WORK TASK — Transcribe the portion of the discussion thread on federal contracting between "Yep. I’ve worked" and "acquiring no-bid contracts).", inclusive.

That's the thing. The waste isn't in Federal beuracracy, it's in Federal contracts to private industry without strong self-interested oversight. The privatization trend takes a highly motivated group (companies) to milk money from an inefficient overseer.

icedchai 17 hours ago | parent | next [-]

Yep. I’ve worked on some federal contracts and all the waste is in private contractors, not the government itself. There are structural issues with subcontractors many layers deep, each middleman taking a cut for doing little to nothing. It’s sick.

CobrastanJorji 16 hours ago | parent | next [-]

Heck, even before they do anything, there is a sizable industry (with just a few players) focused entirely on the incredibly byzantine (but originally well meaning) process of bidding for government contracts (and also the politicking of acquiring no-bid contracts).

parineum 16 hours ago | parent | prev [-]

And who is responsible for making sure federal contracts don't go to wasteful contractors?

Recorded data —
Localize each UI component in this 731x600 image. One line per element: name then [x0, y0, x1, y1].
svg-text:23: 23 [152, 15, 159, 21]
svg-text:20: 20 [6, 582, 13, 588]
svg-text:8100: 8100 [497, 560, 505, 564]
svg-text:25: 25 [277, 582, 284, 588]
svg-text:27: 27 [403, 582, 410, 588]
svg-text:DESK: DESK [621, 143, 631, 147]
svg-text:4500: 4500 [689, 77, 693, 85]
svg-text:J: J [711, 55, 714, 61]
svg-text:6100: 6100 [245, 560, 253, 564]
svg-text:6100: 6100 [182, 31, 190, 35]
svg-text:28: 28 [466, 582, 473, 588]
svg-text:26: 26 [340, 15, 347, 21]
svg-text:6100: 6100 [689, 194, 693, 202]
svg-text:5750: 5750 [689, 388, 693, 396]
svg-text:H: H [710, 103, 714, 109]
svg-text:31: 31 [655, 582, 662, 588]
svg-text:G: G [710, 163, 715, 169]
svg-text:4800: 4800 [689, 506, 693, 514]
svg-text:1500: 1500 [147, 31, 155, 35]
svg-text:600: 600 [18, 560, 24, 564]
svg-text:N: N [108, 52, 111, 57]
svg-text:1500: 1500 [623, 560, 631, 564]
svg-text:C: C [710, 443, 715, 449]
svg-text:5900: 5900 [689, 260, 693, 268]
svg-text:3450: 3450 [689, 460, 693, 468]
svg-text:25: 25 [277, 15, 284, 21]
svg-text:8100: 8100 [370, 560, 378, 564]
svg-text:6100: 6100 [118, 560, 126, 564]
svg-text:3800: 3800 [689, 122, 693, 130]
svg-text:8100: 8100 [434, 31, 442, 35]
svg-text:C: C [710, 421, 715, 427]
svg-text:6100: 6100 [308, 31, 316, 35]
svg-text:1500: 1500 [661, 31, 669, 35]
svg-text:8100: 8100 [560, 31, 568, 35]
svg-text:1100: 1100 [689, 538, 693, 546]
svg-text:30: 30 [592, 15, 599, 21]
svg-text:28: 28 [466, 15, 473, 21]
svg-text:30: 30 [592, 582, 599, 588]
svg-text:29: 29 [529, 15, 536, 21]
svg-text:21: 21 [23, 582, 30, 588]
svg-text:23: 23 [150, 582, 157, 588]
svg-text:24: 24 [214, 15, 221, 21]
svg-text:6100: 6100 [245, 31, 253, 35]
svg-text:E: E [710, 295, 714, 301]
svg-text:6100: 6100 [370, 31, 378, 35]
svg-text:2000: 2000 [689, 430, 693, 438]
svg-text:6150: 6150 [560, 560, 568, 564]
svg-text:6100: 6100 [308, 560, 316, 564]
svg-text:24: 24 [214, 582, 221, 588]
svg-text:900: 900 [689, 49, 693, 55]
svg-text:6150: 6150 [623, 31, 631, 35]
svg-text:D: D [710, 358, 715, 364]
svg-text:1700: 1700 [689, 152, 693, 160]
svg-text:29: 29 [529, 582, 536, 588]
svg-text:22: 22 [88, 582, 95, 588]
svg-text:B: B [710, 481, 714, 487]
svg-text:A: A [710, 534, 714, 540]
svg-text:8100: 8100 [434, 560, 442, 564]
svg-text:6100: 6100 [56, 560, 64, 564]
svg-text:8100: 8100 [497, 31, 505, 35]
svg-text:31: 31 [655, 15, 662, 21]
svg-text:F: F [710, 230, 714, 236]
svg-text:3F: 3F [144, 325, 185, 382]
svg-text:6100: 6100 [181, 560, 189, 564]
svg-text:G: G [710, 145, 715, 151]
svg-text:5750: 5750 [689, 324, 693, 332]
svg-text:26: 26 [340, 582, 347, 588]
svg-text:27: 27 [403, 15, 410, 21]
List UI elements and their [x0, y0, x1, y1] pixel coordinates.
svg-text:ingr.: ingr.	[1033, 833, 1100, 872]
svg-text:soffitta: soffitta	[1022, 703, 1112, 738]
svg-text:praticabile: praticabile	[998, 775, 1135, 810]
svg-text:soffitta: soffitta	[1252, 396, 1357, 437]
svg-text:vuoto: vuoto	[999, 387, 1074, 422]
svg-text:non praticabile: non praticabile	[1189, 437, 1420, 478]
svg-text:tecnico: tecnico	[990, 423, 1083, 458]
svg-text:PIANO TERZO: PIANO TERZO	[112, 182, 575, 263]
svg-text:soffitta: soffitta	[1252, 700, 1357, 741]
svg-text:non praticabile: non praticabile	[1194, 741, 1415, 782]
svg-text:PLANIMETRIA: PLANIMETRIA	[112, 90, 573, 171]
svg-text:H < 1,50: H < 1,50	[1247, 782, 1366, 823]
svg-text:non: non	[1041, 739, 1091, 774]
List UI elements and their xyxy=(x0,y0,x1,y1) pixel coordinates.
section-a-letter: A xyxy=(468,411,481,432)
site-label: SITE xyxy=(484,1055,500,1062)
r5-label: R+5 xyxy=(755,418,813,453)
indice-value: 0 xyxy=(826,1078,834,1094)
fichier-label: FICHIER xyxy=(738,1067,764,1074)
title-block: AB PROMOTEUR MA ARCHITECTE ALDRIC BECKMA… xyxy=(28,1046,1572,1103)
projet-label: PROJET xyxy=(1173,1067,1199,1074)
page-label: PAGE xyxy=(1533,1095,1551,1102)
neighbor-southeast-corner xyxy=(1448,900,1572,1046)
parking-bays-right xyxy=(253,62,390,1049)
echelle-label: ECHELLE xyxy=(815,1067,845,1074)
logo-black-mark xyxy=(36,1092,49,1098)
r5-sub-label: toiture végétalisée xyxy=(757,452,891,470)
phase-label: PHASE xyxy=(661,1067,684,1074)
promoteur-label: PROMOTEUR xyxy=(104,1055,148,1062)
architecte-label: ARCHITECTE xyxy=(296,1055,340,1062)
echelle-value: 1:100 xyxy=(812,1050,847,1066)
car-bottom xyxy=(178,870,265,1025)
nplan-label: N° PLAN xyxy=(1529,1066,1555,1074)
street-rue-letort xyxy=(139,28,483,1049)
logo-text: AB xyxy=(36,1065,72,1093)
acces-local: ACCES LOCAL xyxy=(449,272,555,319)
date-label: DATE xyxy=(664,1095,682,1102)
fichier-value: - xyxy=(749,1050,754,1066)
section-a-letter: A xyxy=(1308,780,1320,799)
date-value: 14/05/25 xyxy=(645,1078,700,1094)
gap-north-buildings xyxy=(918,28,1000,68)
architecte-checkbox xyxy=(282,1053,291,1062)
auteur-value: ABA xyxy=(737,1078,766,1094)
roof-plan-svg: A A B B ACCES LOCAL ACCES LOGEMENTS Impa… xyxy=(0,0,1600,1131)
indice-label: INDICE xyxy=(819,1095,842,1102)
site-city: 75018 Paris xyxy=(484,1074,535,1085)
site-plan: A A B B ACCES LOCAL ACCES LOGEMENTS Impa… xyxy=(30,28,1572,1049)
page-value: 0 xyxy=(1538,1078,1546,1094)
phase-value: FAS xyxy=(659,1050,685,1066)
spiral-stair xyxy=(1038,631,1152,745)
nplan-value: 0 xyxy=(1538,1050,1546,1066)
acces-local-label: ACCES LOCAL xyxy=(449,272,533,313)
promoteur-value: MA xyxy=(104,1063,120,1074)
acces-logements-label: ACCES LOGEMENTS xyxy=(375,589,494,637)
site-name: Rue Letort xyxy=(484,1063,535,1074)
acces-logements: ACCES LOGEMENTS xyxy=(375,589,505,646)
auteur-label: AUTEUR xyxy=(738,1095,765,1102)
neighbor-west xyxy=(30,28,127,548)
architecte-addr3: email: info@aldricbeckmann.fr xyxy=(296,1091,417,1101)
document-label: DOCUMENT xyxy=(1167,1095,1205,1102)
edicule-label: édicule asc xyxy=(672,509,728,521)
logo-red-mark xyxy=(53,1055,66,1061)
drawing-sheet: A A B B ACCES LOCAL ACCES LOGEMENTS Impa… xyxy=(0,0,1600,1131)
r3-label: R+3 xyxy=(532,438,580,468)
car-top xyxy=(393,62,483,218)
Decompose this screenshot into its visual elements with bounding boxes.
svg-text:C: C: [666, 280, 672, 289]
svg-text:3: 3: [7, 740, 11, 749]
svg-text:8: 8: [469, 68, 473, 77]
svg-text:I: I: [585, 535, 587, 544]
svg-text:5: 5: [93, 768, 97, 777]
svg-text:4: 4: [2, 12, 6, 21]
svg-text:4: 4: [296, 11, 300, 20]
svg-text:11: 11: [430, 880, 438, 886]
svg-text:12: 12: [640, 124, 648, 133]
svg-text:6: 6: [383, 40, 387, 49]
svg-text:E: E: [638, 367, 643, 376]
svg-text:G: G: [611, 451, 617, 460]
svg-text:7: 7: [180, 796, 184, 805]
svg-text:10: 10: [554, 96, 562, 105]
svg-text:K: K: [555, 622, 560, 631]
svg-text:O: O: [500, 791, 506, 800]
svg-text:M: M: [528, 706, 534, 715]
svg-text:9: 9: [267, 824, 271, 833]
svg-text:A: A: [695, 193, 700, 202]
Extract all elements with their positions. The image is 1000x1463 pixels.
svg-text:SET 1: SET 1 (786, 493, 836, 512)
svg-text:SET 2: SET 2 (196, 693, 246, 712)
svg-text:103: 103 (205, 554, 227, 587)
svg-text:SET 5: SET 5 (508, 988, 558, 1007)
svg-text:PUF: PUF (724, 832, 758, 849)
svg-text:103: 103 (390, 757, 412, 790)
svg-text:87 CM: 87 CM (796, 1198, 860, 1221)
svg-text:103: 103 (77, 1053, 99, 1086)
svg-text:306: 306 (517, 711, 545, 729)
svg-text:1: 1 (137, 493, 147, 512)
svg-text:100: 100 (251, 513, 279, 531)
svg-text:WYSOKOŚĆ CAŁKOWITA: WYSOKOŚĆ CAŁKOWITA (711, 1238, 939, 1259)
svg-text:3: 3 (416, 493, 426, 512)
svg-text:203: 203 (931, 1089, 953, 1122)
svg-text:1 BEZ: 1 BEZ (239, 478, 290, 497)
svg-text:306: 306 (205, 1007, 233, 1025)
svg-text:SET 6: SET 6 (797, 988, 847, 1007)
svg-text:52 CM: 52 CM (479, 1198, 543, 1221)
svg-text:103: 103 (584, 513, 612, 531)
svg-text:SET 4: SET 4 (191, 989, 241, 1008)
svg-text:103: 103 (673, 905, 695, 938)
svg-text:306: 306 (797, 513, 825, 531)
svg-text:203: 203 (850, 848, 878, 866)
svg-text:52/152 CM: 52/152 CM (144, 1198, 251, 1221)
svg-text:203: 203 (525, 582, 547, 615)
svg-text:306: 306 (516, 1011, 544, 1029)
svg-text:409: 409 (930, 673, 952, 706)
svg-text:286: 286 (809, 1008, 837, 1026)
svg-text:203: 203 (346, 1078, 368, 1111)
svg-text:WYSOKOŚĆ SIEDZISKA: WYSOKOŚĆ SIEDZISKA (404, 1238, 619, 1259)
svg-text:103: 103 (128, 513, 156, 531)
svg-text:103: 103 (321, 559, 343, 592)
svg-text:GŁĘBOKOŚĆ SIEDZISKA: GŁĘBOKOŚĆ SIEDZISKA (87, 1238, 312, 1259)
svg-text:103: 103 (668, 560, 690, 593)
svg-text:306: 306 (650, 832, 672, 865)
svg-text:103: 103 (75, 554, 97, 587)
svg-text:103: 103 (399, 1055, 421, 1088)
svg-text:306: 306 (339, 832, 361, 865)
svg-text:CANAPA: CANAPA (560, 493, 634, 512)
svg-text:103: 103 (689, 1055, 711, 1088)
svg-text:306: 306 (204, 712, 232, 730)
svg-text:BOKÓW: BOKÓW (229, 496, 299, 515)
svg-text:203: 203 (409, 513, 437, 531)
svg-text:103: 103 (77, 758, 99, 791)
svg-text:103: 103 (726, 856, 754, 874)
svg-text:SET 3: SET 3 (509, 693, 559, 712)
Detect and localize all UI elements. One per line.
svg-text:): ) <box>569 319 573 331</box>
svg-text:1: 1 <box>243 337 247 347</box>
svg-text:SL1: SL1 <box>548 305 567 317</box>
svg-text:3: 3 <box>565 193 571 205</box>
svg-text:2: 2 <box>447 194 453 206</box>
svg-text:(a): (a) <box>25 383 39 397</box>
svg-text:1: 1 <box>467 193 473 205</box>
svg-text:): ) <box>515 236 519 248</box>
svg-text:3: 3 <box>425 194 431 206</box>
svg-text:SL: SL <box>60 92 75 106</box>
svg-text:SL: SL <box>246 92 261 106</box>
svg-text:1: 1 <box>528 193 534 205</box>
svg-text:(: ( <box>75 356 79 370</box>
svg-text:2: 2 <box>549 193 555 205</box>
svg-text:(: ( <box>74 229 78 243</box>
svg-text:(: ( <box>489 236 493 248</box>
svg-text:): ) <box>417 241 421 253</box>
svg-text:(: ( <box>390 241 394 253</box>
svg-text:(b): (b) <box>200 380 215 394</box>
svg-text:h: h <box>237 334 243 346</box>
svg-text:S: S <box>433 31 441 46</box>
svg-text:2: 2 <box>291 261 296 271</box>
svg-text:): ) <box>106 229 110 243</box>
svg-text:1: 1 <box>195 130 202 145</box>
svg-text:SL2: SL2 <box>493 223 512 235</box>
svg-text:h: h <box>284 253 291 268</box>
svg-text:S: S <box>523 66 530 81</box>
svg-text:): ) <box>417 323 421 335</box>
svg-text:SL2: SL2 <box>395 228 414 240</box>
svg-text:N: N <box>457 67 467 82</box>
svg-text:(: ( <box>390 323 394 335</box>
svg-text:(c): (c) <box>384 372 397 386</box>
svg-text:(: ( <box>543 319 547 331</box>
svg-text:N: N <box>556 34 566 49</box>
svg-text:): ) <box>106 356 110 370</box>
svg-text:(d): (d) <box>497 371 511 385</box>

RESULT FOR THIS EXERCISE —
Yep. I’ve worked on some federal contracts and all the waste is in private contractors, not the government itself. There are structural issues with subcontractors many layers deep, each middleman taking a cut for doing little to nothing. It’s sick.

CobrastanJorji 16 hours ago | parent | next [-]

Heck, even before they do anything, there is a sizable industry (with just a few players) focused entirely on the incredibly byzantine (but originally well meaning) process of bidding for government contracts (and also the politicking of acquiring no-bid contracts).